## start
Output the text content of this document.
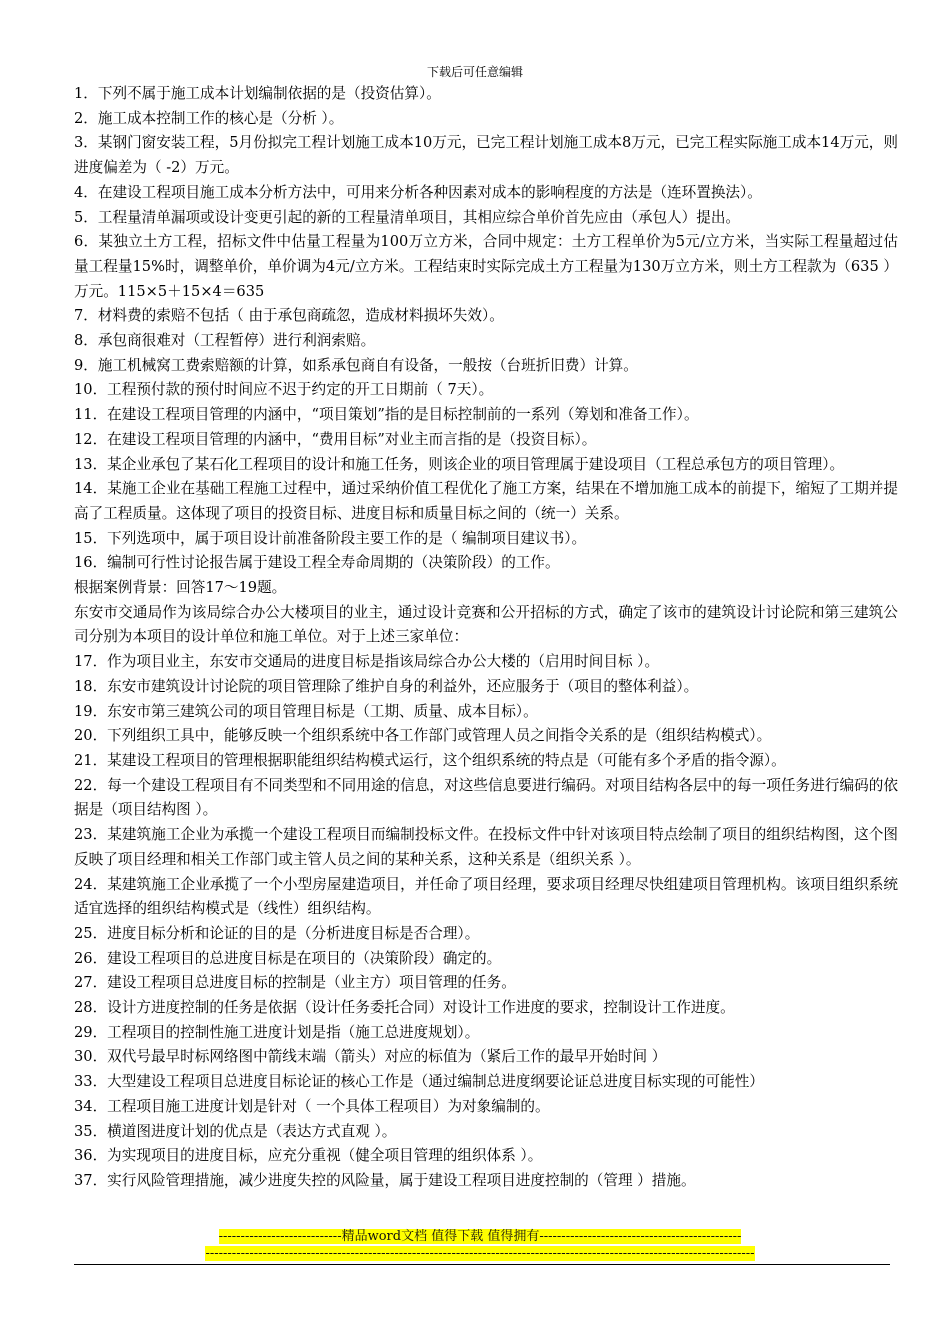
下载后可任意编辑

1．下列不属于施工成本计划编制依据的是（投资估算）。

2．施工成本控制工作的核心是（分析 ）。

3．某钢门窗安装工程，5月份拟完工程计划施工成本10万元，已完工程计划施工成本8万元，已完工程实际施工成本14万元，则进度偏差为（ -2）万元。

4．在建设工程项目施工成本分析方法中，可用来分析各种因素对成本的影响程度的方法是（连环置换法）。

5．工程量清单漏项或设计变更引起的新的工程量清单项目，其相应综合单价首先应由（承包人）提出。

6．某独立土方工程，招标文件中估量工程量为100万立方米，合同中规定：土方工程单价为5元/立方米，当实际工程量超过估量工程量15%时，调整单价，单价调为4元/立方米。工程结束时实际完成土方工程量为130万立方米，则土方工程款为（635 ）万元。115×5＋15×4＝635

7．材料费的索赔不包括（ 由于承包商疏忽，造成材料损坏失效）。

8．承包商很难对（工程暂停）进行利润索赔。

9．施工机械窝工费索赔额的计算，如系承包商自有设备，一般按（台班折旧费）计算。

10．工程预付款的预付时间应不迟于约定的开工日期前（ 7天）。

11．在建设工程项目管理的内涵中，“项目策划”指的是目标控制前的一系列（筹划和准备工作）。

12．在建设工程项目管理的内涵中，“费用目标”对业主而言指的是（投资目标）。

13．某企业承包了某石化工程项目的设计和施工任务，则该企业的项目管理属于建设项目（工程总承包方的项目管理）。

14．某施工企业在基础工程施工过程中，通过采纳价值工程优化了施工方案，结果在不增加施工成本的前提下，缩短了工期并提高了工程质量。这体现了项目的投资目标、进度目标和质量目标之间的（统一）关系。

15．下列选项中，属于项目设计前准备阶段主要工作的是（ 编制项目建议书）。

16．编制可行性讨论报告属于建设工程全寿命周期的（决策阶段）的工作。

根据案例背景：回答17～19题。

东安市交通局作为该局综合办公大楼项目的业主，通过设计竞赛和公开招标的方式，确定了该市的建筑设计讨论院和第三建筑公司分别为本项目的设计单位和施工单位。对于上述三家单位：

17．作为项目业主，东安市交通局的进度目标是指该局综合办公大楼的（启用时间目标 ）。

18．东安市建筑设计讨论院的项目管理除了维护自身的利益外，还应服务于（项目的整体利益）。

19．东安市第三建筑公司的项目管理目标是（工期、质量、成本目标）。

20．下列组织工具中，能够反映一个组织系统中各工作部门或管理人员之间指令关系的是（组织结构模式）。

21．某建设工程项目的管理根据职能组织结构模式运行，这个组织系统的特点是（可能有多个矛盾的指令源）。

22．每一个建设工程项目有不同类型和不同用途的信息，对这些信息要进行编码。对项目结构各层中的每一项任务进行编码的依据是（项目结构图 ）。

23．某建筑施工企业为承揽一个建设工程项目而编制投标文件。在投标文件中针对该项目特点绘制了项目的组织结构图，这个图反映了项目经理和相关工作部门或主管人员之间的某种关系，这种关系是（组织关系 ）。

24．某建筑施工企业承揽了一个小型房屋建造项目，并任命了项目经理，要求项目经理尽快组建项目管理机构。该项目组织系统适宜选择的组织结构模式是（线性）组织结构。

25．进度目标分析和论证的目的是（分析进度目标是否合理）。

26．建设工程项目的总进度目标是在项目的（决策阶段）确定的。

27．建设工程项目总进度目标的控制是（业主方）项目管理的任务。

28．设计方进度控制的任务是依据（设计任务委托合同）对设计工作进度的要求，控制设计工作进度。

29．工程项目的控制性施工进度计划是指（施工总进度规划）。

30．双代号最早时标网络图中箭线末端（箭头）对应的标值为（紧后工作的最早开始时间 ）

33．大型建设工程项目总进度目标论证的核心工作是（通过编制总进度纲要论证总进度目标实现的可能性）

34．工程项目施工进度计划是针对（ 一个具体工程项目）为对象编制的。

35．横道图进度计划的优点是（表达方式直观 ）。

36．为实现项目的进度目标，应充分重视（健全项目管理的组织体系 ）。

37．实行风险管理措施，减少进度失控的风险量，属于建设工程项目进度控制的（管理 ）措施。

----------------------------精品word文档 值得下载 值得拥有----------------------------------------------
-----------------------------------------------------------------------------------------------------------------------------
## end
## start
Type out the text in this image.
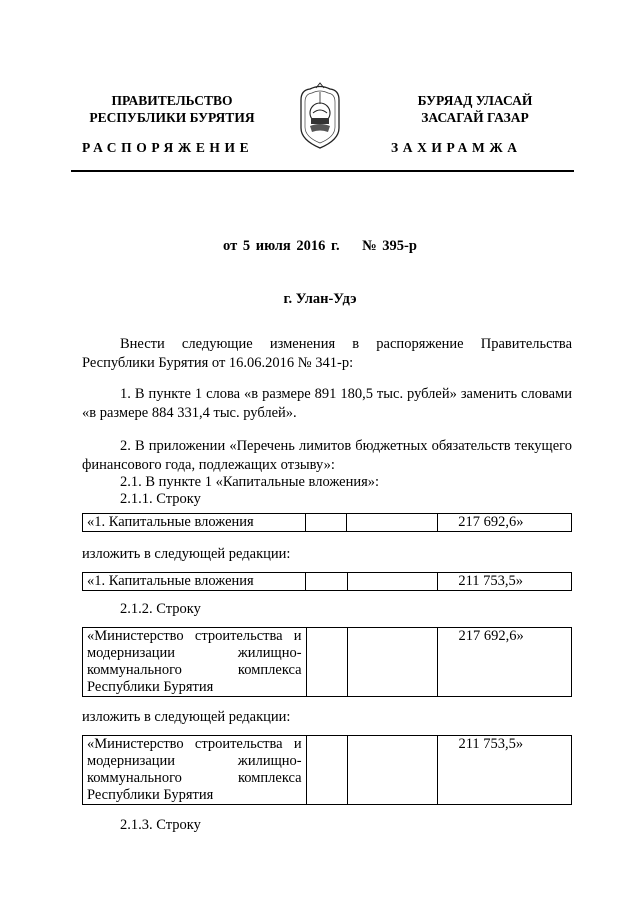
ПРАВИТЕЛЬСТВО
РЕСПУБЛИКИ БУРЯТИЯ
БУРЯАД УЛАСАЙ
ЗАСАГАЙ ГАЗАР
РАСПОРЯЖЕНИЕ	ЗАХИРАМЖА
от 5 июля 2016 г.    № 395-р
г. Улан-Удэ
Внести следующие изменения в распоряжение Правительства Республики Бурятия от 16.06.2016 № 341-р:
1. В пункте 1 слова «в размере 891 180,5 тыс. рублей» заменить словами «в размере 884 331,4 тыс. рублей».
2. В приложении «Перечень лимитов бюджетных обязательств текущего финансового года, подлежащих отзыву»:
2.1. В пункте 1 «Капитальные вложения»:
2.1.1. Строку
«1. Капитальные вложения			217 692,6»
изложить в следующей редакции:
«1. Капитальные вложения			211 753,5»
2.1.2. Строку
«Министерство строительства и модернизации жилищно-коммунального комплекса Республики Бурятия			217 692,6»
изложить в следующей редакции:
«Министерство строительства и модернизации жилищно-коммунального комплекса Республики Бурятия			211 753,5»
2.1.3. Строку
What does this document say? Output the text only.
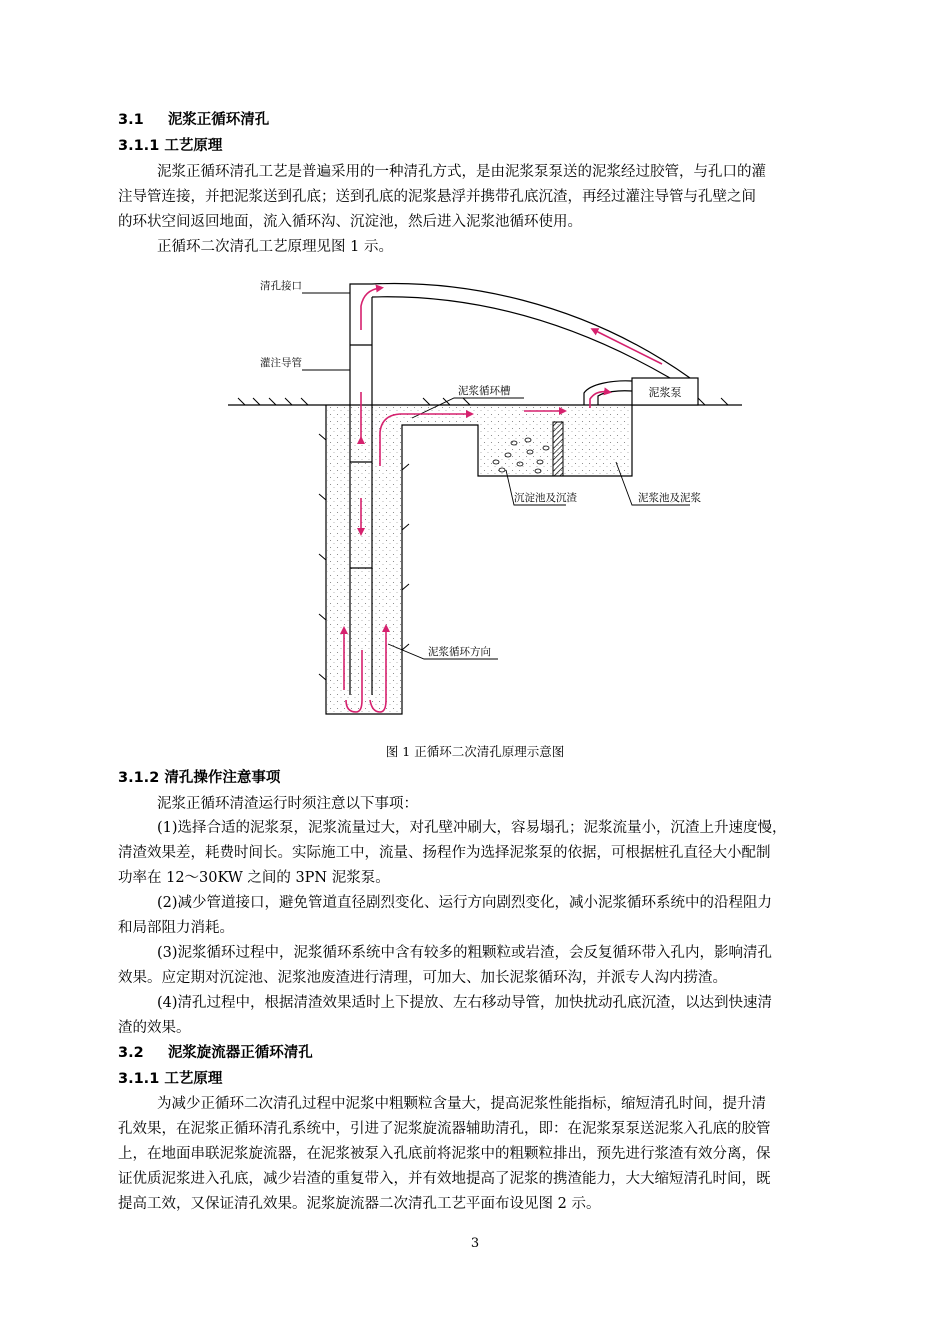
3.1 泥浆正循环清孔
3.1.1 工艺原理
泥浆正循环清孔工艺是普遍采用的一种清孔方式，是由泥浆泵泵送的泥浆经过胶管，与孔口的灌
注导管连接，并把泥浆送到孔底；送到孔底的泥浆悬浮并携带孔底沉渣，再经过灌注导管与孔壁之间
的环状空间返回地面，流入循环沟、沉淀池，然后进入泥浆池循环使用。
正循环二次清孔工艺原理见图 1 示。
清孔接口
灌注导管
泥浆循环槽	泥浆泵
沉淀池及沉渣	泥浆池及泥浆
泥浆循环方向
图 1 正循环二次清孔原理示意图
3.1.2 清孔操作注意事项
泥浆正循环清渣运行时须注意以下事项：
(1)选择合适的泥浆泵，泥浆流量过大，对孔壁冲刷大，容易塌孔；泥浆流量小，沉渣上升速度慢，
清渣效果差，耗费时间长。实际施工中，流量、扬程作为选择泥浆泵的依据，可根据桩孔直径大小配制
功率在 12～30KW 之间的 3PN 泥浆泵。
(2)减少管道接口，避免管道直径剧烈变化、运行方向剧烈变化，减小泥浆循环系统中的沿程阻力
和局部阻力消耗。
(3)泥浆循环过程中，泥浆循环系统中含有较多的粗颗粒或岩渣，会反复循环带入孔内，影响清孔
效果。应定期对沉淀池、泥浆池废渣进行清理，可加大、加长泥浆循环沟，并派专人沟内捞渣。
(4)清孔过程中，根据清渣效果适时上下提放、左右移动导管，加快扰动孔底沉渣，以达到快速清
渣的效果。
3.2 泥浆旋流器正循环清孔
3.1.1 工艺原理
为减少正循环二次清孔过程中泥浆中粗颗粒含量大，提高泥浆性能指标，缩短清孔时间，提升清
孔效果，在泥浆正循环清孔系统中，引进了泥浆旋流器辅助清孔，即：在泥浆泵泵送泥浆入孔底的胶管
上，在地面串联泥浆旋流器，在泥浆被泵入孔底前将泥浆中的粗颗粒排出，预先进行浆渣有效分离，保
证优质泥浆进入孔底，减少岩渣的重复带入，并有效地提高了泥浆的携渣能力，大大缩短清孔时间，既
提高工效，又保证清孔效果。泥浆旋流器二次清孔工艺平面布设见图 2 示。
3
## end
# Work to be completed
Identify each line in the entries with the word "Министерство" and copy it.

# Exercise solution
«Министерство строительства и модернизации жилищно-коммунального комплекса Республики Бурятия			217 692,6»
«Министерство строительства и модернизации жилищно-коммунального комплекса Республики Бурятия			211 753,5»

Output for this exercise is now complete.